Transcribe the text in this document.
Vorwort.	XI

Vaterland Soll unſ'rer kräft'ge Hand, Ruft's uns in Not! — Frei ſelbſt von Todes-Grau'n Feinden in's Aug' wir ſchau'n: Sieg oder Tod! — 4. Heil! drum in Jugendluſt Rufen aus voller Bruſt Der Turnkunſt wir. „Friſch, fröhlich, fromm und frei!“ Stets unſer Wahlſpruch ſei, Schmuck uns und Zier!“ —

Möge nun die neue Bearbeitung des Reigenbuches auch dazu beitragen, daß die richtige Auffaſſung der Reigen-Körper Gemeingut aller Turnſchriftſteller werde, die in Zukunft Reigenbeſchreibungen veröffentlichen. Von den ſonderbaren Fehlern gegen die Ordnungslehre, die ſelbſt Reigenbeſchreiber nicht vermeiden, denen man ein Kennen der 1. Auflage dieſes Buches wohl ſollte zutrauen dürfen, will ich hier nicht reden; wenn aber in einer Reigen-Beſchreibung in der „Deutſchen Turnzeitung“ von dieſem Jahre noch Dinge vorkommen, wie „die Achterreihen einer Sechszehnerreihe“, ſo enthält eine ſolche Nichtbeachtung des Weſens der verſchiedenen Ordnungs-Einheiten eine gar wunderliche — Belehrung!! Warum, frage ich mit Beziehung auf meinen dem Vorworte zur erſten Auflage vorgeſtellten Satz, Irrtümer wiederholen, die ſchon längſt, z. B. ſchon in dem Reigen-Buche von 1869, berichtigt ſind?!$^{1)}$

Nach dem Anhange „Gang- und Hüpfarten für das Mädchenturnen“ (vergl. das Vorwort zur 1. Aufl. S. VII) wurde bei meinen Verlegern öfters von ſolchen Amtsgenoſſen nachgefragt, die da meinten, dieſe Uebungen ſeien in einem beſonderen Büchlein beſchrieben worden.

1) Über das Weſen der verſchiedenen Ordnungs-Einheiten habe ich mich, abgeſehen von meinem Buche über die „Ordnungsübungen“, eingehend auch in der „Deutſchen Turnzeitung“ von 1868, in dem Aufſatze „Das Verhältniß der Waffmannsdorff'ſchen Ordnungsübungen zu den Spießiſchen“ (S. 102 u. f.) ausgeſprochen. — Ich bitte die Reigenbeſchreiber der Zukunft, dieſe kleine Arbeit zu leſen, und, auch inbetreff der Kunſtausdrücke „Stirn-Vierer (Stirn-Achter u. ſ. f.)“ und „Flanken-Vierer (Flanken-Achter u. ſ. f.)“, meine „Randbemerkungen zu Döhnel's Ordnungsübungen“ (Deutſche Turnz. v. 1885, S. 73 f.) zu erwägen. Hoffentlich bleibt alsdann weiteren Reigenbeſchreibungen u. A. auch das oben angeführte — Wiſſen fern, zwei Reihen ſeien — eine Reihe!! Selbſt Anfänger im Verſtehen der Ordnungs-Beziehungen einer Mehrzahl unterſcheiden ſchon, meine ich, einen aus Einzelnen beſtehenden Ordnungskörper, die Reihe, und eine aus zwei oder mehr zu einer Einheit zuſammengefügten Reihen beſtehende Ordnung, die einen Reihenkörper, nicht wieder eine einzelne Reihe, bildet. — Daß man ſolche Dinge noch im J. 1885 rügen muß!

#### Exercise description:
Reproduce the records word for word.

#### Solution to this problem:
Transcribe the text in this document.
Vorwort.	XI

Vaterland Soll unſ'rer kräft'ge Hand, Ruft's uns in Not! — Frei ſelbſt von Todes-Grau'n Feinden in's Aug' wir ſchau'n: Sieg oder Tod! — 4. Heil! drum in Jugendluſt Rufen aus voller Bruſt Der Turnkunſt wir. „Friſch, fröhlich, fromm und frei!“ Stets unſer Wahlſpruch ſei, Schmuck uns und Zier!“ —

Möge nun die neue Bearbeitung des Reigenbuches auch dazu beitragen, daß die richtige Auffaſſung der Reigen-Körper Gemeingut aller Turnſchriftſteller werde, die in Zukunft Reigenbeſchreibungen veröffentlichen. Von den ſonderbaren Fehlern gegen die Ordnungslehre, die ſelbſt Reigenbeſchreiber nicht vermeiden, denen man ein Kennen der 1. Auflage dieſes Buches wohl ſollte zutrauen dürfen, will ich hier nicht reden; wenn aber in einer Reigen-Beſchreibung in der „Deutſchen Turnzeitung“ von dieſem Jahre noch Dinge vorkommen, wie „die Achterreihen einer Sechszehnerreihe“, ſo enthält eine ſolche Nichtbeachtung des Weſens der verſchiedenen Ordnungs-Einheiten eine gar wunderliche — Belehrung!! Warum, frage ich mit Beziehung auf meinen dem Vorworte zur erſten Auflage vorgeſtellten Satz, Irrtümer wiederholen, die ſchon längſt, z. B. ſchon in dem Reigen-Buche von 1869, berichtigt ſind?!$^{1)}$

Nach dem Anhange „Gang- und Hüpfarten für das Mädchenturnen“ (vergl. das Vorwort zur 1. Aufl. S. VII) wurde bei meinen Verlegern öfters von ſolchen Amtsgenoſſen nachgefragt, die da meinten, dieſe Uebungen ſeien in einem beſonderen Büchlein beſchrieben worden.

1) Über das Weſen der verſchiedenen Ordnungs-Einheiten habe ich mich, abgeſehen von meinem Buche über die „Ordnungsübungen“, eingehend auch in der „Deutſchen Turnzeitung“ von 1868, in dem Aufſatze „Das Verhältniß der Waffmannsdorff'ſchen Ordnungsübungen zu den Spießiſchen“ (S. 102 u. f.) ausgeſprochen. — Ich bitte die Reigenbeſchreiber der Zukunft, dieſe kleine Arbeit zu leſen, und, auch inbetreff der Kunſtausdrücke „Stirn-Vierer (Stirn-Achter u. ſ. f.)“ und „Flanken-Vierer (Flanken-Achter u. ſ. f.)“, meine „Randbemerkungen zu Döhnel's Ordnungsübungen“ (Deutſche Turnz. v. 1885, S. 73 f.) zu erwägen. Hoffentlich bleibt alsdann weiteren Reigenbeſchreibungen u. A. auch das oben angeführte — Wiſſen fern, zwei Reihen ſeien — eine Reihe!! Selbſt Anfänger im Verſtehen der Ordnungs-Beziehungen einer Mehrzahl unterſcheiden ſchon, meine ich, einen aus Einzelnen beſtehenden Ordnungskörper, die Reihe, und eine aus zwei oder mehr zu einer Einheit zuſammengefügten Reihen beſtehende Ordnung, die einen Reihenkörper, nicht wieder eine einzelne Reihe, bildet. — Daß man ſolche Dinge noch im J. 1885 rügen muß!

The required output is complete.